● **Entradas de dados coletadas**:
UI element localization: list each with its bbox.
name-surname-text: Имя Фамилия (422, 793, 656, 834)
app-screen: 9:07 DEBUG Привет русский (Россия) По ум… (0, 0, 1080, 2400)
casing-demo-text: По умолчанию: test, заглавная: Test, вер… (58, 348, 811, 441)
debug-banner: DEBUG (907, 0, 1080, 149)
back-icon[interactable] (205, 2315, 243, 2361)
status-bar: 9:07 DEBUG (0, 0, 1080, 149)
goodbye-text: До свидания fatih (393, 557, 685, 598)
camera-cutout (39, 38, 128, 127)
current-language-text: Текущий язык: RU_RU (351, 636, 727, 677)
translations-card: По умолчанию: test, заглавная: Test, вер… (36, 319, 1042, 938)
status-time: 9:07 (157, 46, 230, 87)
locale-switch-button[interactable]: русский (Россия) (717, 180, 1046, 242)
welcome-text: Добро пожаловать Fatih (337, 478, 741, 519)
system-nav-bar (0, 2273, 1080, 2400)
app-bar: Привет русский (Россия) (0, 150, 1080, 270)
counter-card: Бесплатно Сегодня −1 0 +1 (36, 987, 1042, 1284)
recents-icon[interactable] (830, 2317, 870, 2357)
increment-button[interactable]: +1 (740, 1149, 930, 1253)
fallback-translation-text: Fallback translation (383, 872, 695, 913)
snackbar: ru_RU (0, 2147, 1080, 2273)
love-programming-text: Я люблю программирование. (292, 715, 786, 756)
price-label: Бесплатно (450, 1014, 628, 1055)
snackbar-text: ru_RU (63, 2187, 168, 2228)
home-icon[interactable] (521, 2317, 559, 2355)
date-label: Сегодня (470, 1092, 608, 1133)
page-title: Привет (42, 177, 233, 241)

● **OBJETIVO DO EXERCÍCIO**:
Apresente em uma tabela Markdown, com as colunas Nº e Conteúdo, as linhas desde o início até a linha que contém "counter-card: Бесплатно Сегодня", inclusive. Omita as linhas em branco.

● **SOLUÇÃO DO EXERCÍCIO**:
| Nº | Conteúdo |
|---|---|
| 1 | UI element localization: list each with its bbox. |
| 2 | name-surname-text: Имя Фамилия (422, 793, 656, 834) |
| 3 | app-screen: 9:07 DEBUG Привет русский (Россия) По ум… (0, 0, 1080, 2400) |
| 4 | casing-demo-text: По умолчанию: test, заглавная: Test, вер… (58, 348, 811, 441) |
| 5 | debug-banner: DEBUG (907, 0, 1080, 149) |
| 6 | back-icon[interactable] (205, 2315, 243, 2361) |
| 7 | status-bar: 9:07 DEBUG (0, 0, 1080, 149) |
| 8 | goodbye-text: До свидания fatih (393, 557, 685, 598) |
| 9 | camera-cutout (39, 38, 128, 127) |
| 10 | current-language-text: Текущий язык: RU_RU (351, 636, 727, 677) |
| 11 | translations-card: По умолчанию: test, заглавная: Test, вер… (36, 319, 1042, 938) |
| 12 | status-time: 9:07 (157, 46, 230, 87) |
| 13 | locale-switch-button[interactable]: русский (Россия) (717, 180, 1046, 242) |
| 14 | welcome-text: Добро пожаловать Fatih (337, 478, 741, 519) |
| 15 | system-nav-bar (0, 2273, 1080, 2400) |
| 16 | app-bar: Привет русский (Россия) (0, 150, 1080, 270) |
| 17 | counter-card: Бесплатно Сегодня −1 0 +1 (36, 987, 1042, 1284) |